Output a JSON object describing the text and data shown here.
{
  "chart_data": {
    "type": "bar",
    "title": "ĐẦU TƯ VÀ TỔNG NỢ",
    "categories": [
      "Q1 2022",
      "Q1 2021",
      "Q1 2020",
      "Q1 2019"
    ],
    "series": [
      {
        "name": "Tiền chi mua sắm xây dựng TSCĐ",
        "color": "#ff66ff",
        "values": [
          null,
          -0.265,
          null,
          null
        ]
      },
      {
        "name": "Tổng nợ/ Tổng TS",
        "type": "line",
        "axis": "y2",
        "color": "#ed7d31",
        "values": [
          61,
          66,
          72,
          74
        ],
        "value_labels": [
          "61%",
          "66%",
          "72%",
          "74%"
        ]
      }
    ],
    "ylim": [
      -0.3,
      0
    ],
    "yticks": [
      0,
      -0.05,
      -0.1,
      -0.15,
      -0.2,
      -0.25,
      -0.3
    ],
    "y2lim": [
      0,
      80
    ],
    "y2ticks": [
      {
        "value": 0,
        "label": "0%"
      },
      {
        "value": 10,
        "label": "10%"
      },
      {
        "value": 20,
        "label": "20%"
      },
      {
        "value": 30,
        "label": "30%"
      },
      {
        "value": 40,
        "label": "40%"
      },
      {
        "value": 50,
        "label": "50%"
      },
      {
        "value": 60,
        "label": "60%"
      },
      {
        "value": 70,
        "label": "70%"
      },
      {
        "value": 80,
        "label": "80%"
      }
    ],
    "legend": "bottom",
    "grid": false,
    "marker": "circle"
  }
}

_Given task:_ Your task is to output the full set of records exactly as presented.

_Complete response:_
Output a JSON object describing the text and data shown here.
{
  "chart_data": {
    "type": "bar",
    "title": "ĐẦU TƯ VÀ TỔNG NỢ",
    "categories": [
      "Q1 2022",
      "Q1 2021",
      "Q1 2020",
      "Q1 2019"
    ],
    "series": [
      {
        "name": "Tiền chi mua sắm xây dựng TSCĐ",
        "color": "#ff66ff",
        "values": [
          null,
          -0.265,
          null,
          null
        ]
      },
      {
        "name": "Tổng nợ/ Tổng TS",
        "type": "line",
        "axis": "y2",
        "color": "#ed7d31",
        "values": [
          61,
          66,
          72,
          74
        ],
        "value_labels": [
          "61%",
          "66%",
          "72%",
          "74%"
        ]
      }
    ],
    "ylim": [
      -0.3,
      0
    ],
    "yticks": [
      0,
      -0.05,
      -0.1,
      -0.15,
      -0.2,
      -0.25,
      -0.3
    ],
    "y2lim": [
      0,
      80
    ],
    "y2ticks": [
      {
        "value": 0,
        "label": "0%"
      },
      {
        "value": 10,
        "label": "10%"
      },
      {
        "value": 20,
        "label": "20%"
      },
      {
        "value": 30,
        "label": "30%"
      },
      {
        "value": 40,
        "label": "40%"
      },
      {
        "value": 50,
        "label": "50%"
      },
      {
        "value": 60,
        "label": "60%"
      },
      {
        "value": 70,
        "label": "70%"
      },
      {
        "value": 80,
        "label": "80%"
      }
    ],
    "legend": "bottom",
    "grid": false,
    "marker": "circle"
  }
}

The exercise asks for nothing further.